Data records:
_____

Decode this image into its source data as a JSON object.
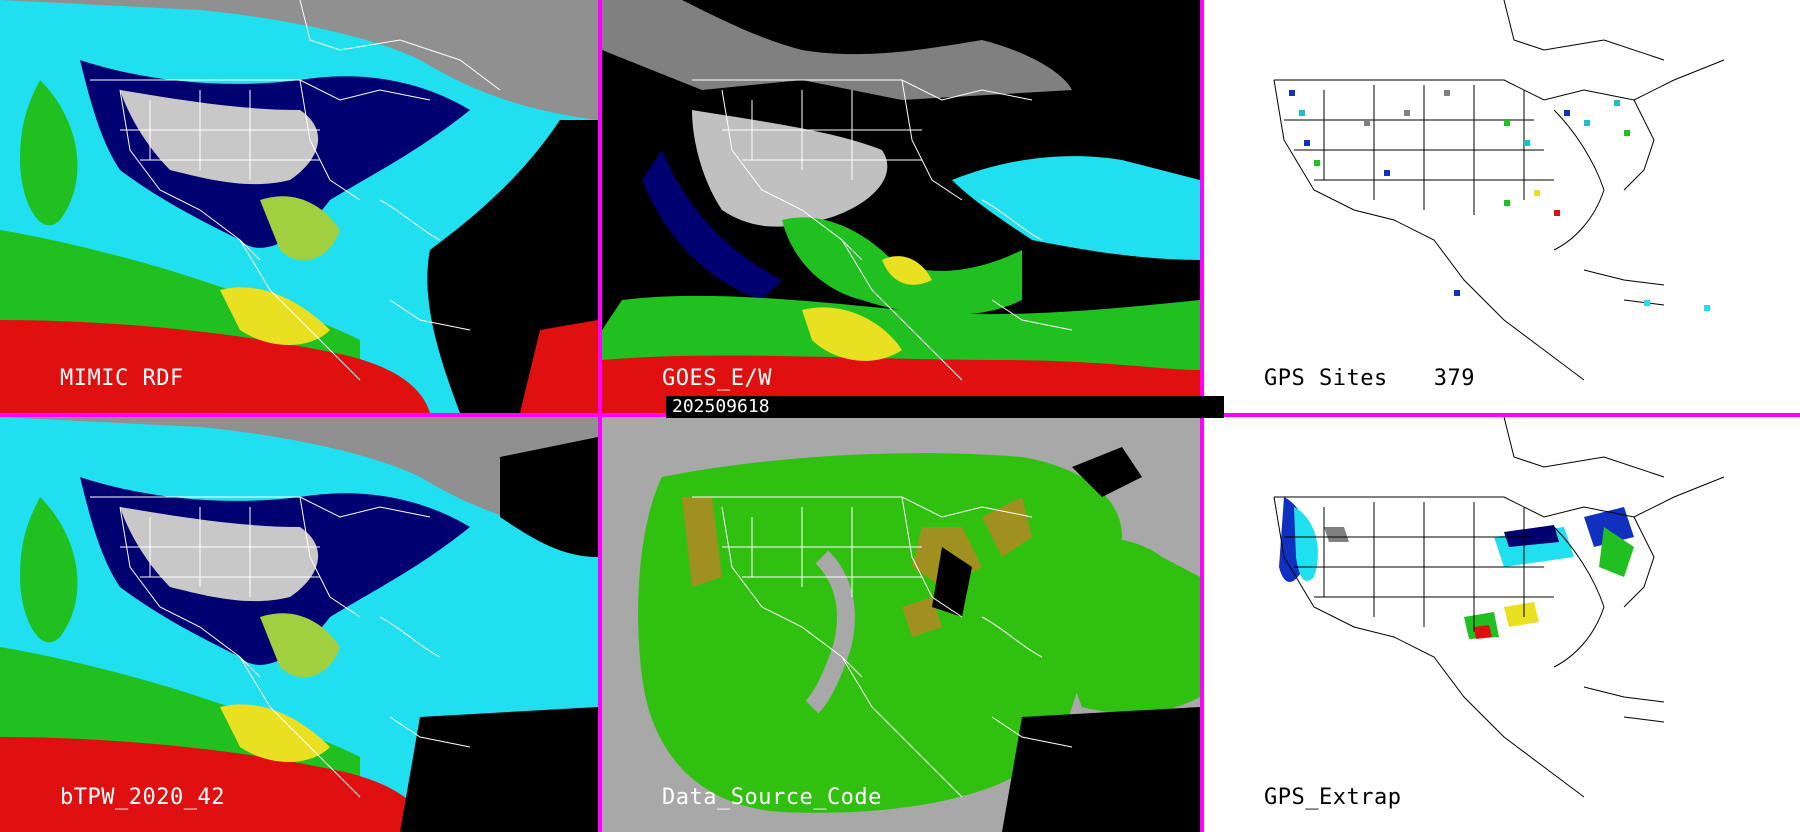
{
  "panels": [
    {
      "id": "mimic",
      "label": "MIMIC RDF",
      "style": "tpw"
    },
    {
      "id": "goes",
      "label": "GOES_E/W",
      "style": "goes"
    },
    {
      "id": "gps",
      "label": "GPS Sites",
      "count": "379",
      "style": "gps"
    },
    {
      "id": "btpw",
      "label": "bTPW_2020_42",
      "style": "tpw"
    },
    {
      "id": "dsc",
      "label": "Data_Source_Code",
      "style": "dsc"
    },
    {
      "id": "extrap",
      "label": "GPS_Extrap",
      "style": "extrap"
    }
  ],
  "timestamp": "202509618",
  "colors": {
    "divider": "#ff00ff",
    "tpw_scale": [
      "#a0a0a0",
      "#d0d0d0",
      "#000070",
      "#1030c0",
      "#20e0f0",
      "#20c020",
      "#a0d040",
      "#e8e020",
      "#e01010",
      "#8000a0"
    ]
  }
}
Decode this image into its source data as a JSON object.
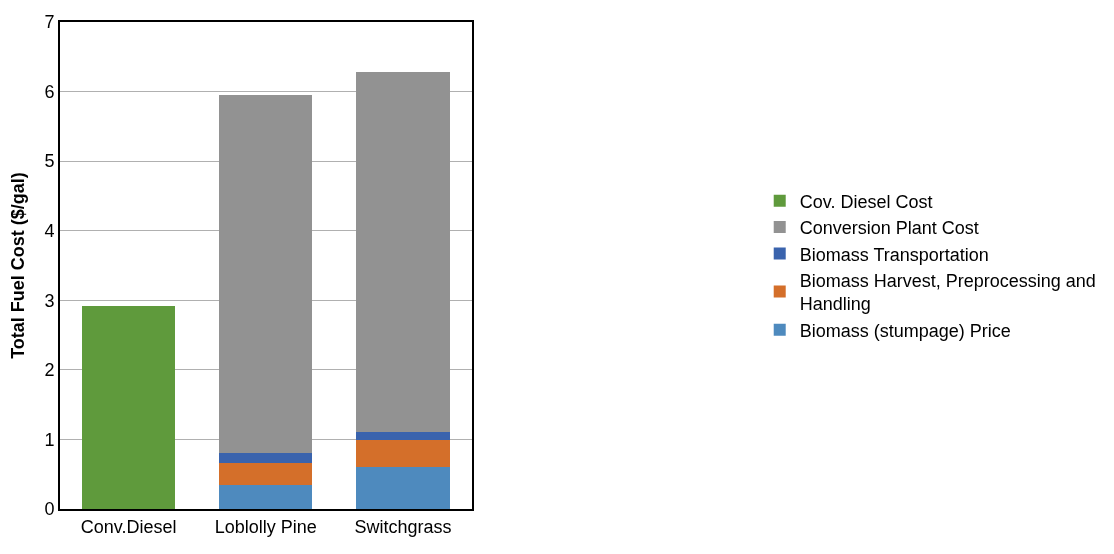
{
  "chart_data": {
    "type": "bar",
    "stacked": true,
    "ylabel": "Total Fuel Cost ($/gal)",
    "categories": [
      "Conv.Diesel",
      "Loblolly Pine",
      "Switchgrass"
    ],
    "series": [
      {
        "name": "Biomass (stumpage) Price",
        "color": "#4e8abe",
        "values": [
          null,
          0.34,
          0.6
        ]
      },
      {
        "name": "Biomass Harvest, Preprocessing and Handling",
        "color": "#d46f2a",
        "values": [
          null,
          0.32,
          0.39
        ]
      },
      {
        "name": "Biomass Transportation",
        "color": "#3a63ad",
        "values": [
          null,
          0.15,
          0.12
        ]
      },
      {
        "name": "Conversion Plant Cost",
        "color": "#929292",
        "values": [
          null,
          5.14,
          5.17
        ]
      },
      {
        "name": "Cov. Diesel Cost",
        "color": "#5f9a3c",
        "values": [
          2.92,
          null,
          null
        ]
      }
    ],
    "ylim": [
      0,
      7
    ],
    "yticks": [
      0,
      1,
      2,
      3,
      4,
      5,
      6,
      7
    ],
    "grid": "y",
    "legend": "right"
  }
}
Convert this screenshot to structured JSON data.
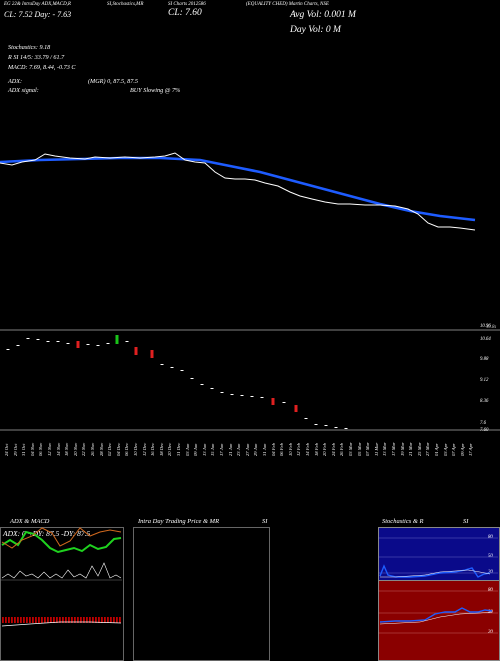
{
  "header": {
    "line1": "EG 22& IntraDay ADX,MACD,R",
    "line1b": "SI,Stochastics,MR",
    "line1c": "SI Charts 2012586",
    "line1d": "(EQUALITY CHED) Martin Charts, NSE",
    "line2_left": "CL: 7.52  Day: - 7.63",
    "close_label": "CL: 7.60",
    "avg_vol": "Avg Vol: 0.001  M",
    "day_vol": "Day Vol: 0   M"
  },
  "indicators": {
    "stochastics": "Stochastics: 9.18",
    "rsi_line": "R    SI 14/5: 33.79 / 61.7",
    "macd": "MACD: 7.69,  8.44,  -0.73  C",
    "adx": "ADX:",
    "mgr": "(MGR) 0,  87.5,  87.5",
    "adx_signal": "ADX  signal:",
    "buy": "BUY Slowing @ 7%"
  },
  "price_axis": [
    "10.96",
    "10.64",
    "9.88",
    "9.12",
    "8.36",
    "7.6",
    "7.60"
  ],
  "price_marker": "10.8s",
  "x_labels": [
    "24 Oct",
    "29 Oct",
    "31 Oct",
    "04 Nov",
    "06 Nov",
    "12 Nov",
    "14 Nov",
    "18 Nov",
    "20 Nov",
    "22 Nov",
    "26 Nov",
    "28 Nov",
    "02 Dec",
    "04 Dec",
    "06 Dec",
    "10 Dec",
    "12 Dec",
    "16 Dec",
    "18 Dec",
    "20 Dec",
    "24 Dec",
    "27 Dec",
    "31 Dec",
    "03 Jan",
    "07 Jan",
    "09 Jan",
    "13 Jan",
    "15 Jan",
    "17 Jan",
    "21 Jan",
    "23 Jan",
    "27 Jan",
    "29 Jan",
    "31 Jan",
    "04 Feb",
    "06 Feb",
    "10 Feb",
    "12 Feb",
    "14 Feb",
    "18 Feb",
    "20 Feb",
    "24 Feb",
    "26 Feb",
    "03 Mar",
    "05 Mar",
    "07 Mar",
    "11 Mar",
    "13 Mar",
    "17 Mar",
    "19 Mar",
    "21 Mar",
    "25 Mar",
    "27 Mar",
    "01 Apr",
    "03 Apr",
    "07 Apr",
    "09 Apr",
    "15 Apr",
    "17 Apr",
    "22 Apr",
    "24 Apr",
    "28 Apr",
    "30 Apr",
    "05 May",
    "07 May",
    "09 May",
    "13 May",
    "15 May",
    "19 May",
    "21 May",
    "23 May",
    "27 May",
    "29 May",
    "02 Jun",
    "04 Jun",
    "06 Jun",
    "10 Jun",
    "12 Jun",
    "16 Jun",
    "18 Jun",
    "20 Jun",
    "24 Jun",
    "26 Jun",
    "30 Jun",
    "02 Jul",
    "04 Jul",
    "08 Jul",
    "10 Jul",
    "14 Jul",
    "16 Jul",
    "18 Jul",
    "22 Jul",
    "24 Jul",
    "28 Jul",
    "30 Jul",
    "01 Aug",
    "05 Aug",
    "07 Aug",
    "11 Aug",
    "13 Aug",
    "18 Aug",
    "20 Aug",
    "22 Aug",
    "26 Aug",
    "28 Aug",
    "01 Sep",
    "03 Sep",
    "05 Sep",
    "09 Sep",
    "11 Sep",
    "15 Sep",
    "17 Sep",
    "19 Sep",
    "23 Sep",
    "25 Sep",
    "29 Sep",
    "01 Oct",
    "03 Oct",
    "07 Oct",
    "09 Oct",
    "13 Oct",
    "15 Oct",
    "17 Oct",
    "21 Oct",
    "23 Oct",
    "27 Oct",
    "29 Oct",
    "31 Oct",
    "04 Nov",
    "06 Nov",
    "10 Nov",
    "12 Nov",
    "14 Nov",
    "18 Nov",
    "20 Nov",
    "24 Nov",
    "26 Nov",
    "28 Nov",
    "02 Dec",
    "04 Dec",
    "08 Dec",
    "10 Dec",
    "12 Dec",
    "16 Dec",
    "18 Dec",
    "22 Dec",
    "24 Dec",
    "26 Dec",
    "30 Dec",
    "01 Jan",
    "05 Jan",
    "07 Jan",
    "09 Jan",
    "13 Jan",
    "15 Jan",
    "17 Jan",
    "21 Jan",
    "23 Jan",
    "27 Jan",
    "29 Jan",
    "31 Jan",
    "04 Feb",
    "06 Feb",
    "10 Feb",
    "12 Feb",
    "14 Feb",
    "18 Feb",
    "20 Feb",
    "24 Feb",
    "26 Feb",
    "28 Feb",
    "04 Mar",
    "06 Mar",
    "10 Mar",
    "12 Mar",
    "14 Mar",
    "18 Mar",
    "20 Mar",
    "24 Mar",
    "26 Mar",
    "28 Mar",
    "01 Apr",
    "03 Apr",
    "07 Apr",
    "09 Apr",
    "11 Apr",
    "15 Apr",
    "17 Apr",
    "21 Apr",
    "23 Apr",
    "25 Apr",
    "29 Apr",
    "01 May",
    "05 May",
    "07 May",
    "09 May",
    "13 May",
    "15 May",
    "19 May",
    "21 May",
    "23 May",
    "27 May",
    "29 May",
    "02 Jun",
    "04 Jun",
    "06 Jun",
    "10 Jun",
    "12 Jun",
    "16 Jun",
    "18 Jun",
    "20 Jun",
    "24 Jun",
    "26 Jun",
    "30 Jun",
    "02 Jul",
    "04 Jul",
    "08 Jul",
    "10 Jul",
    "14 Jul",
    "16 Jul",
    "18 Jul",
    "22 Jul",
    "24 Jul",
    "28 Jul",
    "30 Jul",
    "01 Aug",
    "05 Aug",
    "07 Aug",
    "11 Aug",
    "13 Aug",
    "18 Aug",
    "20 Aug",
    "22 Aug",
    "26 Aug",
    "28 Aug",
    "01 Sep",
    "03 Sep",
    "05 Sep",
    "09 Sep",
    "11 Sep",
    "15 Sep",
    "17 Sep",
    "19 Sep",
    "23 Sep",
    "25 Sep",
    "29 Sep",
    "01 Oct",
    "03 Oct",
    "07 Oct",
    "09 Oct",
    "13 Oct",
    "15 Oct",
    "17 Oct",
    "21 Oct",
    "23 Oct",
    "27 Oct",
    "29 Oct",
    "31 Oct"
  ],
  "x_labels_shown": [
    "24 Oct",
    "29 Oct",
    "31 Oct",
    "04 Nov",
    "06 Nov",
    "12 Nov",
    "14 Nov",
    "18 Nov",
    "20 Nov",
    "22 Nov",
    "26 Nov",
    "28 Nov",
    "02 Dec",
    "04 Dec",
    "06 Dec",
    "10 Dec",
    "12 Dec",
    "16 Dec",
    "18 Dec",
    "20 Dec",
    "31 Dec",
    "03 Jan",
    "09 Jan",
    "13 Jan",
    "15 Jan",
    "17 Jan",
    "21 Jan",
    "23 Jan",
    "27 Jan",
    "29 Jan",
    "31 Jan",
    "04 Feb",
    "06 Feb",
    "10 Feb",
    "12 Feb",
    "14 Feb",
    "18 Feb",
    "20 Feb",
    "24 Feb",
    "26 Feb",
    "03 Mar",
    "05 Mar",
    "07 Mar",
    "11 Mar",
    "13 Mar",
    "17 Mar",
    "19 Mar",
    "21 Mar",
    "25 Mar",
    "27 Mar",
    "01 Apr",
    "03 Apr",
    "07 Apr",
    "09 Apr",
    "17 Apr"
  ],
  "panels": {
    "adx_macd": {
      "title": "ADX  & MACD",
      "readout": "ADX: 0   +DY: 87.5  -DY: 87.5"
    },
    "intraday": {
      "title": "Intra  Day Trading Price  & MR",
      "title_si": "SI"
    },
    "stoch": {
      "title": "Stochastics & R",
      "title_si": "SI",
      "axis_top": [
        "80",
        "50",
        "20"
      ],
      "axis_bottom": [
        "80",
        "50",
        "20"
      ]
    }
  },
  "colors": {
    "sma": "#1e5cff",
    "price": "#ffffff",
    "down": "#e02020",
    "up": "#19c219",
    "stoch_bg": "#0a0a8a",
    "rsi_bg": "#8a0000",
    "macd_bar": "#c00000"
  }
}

_____

__Given request__. Each line above that holds the string "Biomass" should be copied and shown.

__Task answer__.
        "name": "Biomass (stumpage) Price",
        "name": "Biomass Harvest, Preprocessing and Handling",
        "name": "Biomass Transportation",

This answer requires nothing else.